> _Task to complete_
Pick out all lines of the entries that include the word "this" and copy them.

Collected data

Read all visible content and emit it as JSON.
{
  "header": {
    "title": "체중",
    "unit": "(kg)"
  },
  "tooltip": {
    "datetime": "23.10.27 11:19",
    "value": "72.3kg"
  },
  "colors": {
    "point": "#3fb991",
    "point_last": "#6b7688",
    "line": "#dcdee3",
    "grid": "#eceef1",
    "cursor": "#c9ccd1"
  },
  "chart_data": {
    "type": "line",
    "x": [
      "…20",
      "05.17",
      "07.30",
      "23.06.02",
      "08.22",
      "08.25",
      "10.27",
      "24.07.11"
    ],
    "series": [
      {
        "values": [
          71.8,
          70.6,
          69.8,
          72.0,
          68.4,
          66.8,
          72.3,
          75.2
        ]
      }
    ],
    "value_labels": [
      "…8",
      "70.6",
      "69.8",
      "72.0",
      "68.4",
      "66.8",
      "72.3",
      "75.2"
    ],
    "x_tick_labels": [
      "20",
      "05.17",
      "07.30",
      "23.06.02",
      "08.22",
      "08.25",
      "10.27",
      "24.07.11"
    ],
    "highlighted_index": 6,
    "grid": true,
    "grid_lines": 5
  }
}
...
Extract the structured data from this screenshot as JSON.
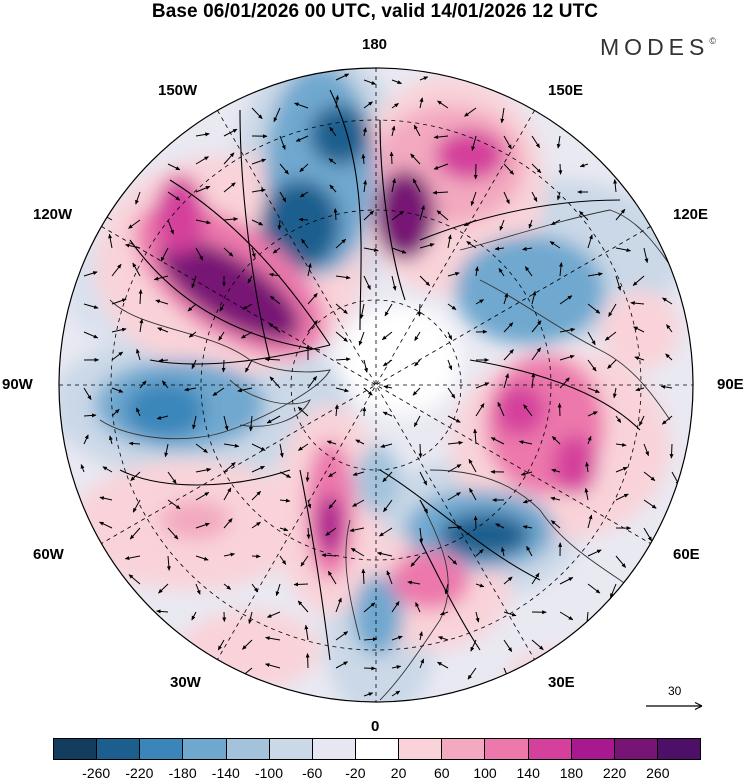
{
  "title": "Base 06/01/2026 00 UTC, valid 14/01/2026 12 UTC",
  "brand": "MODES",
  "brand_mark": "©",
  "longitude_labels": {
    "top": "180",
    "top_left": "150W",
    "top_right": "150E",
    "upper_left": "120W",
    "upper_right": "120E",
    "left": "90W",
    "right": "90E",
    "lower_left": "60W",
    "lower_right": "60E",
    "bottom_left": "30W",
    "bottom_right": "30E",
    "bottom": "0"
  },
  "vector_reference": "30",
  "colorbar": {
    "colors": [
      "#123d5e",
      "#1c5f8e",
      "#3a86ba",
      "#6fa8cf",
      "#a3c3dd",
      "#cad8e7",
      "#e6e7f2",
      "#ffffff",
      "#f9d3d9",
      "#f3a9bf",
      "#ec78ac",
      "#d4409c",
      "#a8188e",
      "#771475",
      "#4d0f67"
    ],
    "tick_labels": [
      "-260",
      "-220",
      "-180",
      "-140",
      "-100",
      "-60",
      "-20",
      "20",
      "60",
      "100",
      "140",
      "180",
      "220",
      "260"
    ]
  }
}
--
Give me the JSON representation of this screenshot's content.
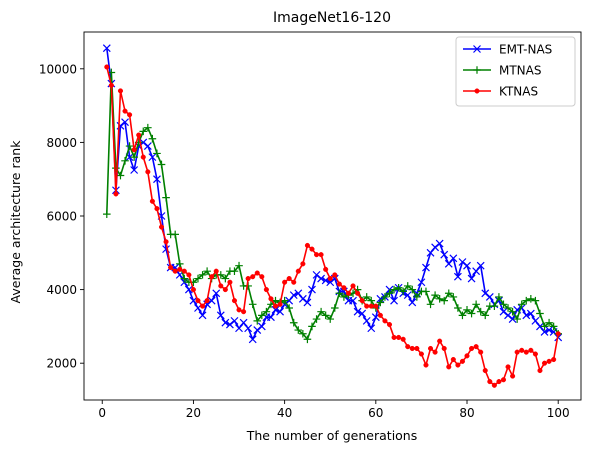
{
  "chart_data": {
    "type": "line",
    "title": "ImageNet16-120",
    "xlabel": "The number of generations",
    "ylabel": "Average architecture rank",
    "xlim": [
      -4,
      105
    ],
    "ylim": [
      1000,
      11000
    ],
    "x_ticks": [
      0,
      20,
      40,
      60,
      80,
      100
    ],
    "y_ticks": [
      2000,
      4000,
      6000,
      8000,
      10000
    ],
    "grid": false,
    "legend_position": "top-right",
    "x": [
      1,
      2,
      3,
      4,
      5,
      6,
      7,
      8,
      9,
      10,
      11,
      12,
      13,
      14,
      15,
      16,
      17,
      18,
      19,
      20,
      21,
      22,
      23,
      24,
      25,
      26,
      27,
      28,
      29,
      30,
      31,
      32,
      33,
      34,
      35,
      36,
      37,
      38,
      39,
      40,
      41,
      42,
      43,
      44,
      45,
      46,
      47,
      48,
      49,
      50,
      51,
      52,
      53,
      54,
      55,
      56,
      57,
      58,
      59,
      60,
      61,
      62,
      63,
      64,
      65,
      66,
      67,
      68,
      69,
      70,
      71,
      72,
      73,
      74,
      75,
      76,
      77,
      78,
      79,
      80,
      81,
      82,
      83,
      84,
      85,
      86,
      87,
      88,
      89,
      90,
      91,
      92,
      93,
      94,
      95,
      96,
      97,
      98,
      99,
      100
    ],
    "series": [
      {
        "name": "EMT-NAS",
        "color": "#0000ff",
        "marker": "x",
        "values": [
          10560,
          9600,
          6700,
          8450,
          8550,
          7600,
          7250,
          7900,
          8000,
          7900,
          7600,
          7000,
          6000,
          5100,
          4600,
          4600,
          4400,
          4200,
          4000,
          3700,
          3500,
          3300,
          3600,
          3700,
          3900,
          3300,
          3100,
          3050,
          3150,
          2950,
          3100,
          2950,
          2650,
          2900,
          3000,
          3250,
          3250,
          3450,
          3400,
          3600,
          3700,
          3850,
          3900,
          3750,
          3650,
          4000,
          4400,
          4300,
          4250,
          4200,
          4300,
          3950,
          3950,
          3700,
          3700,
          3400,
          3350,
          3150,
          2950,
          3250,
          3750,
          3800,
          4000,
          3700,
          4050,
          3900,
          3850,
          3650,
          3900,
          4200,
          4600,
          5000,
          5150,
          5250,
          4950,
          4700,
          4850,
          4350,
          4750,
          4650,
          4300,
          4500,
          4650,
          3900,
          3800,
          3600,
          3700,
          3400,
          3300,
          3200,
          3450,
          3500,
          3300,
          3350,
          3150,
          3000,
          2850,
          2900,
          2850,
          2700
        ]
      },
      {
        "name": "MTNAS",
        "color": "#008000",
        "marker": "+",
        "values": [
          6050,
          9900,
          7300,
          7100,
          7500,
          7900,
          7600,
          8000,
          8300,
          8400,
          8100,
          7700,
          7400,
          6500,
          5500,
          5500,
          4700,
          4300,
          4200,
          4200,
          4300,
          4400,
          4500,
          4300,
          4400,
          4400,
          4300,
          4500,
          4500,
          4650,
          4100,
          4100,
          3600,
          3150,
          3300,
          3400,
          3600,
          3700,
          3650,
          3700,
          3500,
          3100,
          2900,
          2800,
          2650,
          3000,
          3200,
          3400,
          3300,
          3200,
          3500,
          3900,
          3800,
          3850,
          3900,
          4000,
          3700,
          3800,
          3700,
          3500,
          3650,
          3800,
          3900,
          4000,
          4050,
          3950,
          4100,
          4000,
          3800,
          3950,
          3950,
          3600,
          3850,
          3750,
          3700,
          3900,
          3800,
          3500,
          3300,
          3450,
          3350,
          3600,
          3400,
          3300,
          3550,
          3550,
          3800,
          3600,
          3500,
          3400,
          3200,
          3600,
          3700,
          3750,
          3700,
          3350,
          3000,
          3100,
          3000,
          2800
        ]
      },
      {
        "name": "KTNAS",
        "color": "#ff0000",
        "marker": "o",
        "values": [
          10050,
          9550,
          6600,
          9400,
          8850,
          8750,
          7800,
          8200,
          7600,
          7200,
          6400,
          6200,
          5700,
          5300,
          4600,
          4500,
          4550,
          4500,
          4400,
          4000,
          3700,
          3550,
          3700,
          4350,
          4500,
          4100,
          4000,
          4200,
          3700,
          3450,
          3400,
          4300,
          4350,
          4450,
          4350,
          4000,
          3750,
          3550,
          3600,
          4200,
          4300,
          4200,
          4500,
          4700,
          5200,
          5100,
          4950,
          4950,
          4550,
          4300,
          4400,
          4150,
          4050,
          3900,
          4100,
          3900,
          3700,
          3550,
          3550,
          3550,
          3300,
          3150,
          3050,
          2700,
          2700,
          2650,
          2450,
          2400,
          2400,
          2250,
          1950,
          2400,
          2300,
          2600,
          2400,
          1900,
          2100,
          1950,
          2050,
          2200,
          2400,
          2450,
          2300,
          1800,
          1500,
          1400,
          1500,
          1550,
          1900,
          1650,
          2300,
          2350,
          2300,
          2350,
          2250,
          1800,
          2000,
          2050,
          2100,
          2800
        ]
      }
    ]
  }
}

> _In response_
Extract the structured data from this screenshot as JSON.
Give me the JSON representation of this screenshot's content.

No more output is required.